§ **Requirements**
Reproduce the listing from the line containing "bar (242, 329, 299, 461)" through the end, replacing every "x-tick-label" with "x-axis-label" and leaving everything else unchanged.

[Saved data entries]

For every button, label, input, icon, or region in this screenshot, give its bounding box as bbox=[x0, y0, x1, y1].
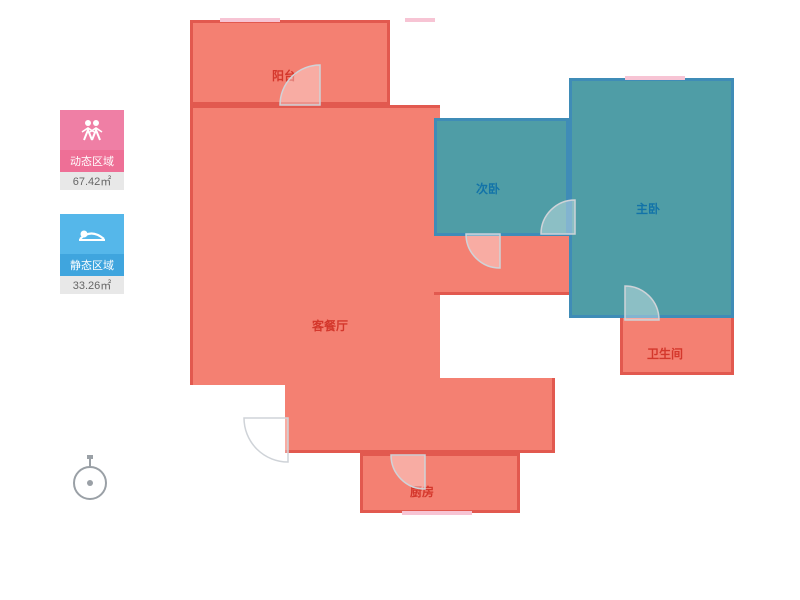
room-living bbox=[190, 105, 440, 385]
room-label-bath: 卫生间 bbox=[647, 345, 683, 362]
window-mark bbox=[405, 18, 435, 22]
door-arc bbox=[242, 372, 290, 464]
window-mark bbox=[220, 18, 280, 22]
legend-dynamic-value: 67.42㎡ bbox=[60, 172, 124, 190]
room-kitchen bbox=[360, 453, 520, 513]
sleep-icon-svg bbox=[77, 224, 107, 244]
window-mark bbox=[625, 76, 685, 80]
people-icon-svg bbox=[78, 118, 106, 142]
room-label-kitchen: 厨房 bbox=[410, 483, 434, 500]
sleep-icon bbox=[60, 214, 124, 254]
room-label-sec_bed: 次卧 bbox=[476, 180, 500, 197]
room-living_b bbox=[285, 378, 555, 453]
room-main_bed bbox=[569, 78, 734, 318]
room-label-balcony: 阳台 bbox=[272, 67, 296, 84]
floorplan: 阳台客餐厅厨房 卫生间 次卧主卧 bbox=[180, 20, 750, 520]
room-balcony bbox=[190, 20, 390, 105]
legend-dynamic-label: 动态区域 bbox=[60, 150, 124, 172]
room-label-main_bed: 主卧 bbox=[636, 200, 660, 217]
room-sec_bed bbox=[434, 118, 569, 236]
compass-icon bbox=[70, 455, 110, 503]
room-label-living: 客餐厅 bbox=[312, 317, 348, 334]
legend-dynamic: 动态区域 67.42㎡ bbox=[60, 110, 124, 190]
legend-static: 静态区域 33.26㎡ bbox=[60, 214, 124, 294]
legend-static-value: 33.26㎡ bbox=[60, 276, 124, 294]
people-icon bbox=[60, 110, 124, 150]
window-mark bbox=[402, 511, 472, 515]
legend: 动态区域 67.42㎡ 静态区域 33.26㎡ bbox=[60, 110, 124, 318]
legend-static-label: 静态区域 bbox=[60, 254, 124, 276]
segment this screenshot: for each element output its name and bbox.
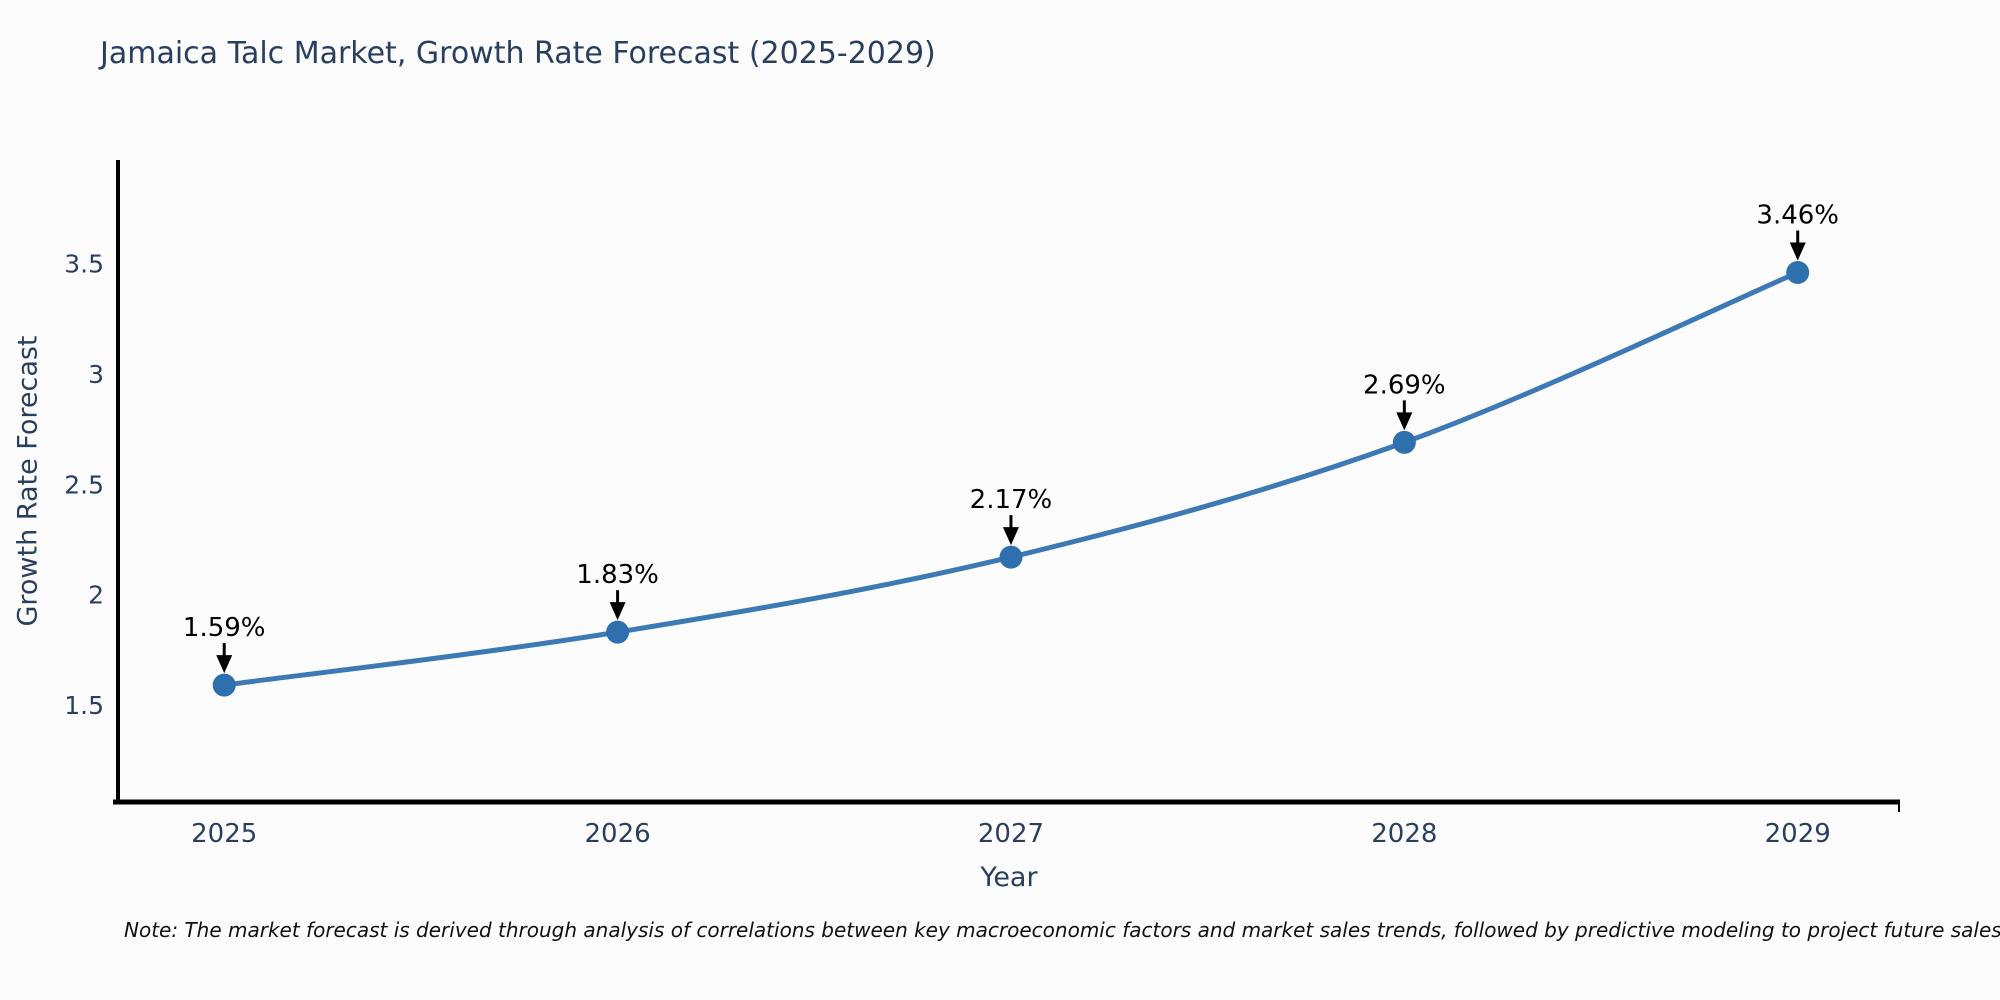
- point-annotation: 2.17%: [970, 485, 1053, 515]
- x-axis-title: Year: [980, 862, 1038, 893]
- x-tick-label: 2027: [978, 819, 1044, 849]
- y-tick-label: 2: [88, 581, 104, 610]
- annotation-arrow-head: [1002, 527, 1019, 546]
- annotation-arrow-head: [1789, 242, 1806, 261]
- data-point: [999, 545, 1023, 569]
- y-tick-label: 3.5: [64, 250, 104, 279]
- x-tick-label: 2028: [1371, 819, 1437, 849]
- y-tick-label: 3: [88, 360, 104, 389]
- data-point: [1392, 430, 1416, 454]
- point-annotation: 3.46%: [1756, 201, 1839, 231]
- annotation-arrow-head: [609, 602, 626, 621]
- annotation-arrow-head: [216, 655, 233, 674]
- point-annotation: 2.69%: [1363, 370, 1446, 400]
- chart-title: Jamaica Talc Market, Growth Rate Forecas…: [100, 36, 936, 71]
- chart-note: Note: The market forecast is derived thr…: [124, 918, 2000, 942]
- x-tick-label: 2026: [585, 819, 651, 849]
- point-annotation: 1.59%: [183, 613, 266, 643]
- data-line: [221, 270, 1801, 688]
- y-tick-label: 2.5: [64, 470, 104, 499]
- y-tick-label: 1.5: [64, 691, 104, 720]
- x-tick-label: 2029: [1765, 819, 1831, 849]
- data-point: [606, 620, 630, 644]
- data-point: [212, 673, 236, 697]
- x-tick-label: 2025: [191, 819, 257, 849]
- point-annotation: 1.83%: [576, 560, 659, 590]
- annotation-arrow-head: [1396, 412, 1413, 431]
- data-point: [1786, 261, 1810, 285]
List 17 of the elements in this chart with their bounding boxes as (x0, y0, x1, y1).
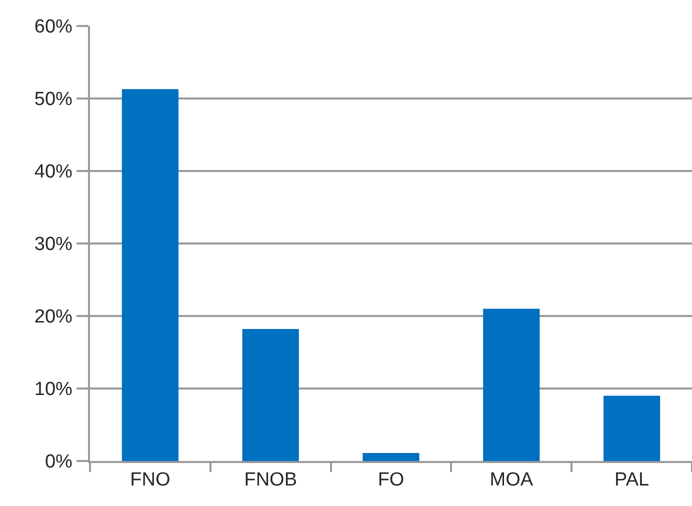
bar (242, 329, 299, 461)
bar (362, 453, 420, 461)
x-tick-label: FNO (130, 470, 170, 491)
y-tick-label: 20% (34, 306, 73, 328)
bar (122, 89, 178, 461)
bar (483, 308, 540, 461)
y-tick-label: 60% (34, 16, 73, 38)
x-tick-label: FO (378, 470, 404, 491)
y-tick-label: 30% (34, 234, 73, 256)
y-tick-label: 50% (34, 89, 73, 110)
x-tick-label: PAL (614, 470, 650, 491)
y-tick-label: 0% (44, 452, 73, 473)
x-tick-label: FNOB (244, 470, 297, 491)
y-tick-label: 10% (34, 379, 73, 400)
y-tick-label: 40% (34, 162, 73, 183)
x-tick-label: MOA (490, 470, 534, 491)
bar (604, 396, 660, 461)
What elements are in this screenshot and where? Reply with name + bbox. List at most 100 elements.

§ **Task output**
bar (242, 329, 299, 461)
bar (362, 453, 420, 461)
x-axis-label: FNO (130, 470, 170, 491)
y-tick-label: 20% (34, 306, 73, 328)
bar (122, 89, 178, 461)
bar (483, 308, 540, 461)
y-tick-label: 60% (34, 16, 73, 38)
x-axis-label: FO (378, 470, 404, 491)
y-tick-label: 30% (34, 234, 73, 256)
y-tick-label: 50% (34, 89, 73, 110)
x-axis-label: PAL (614, 470, 650, 491)
y-tick-label: 0% (44, 452, 73, 473)
x-axis-label: FNOB (244, 470, 297, 491)
y-tick-label: 10% (34, 379, 73, 400)
y-tick-label: 40% (34, 162, 73, 183)
x-axis-label: MOA (490, 470, 534, 491)
bar (604, 396, 660, 461)
What elements are in this screenshot and where? Reply with name + bbox. List at most 100 elements.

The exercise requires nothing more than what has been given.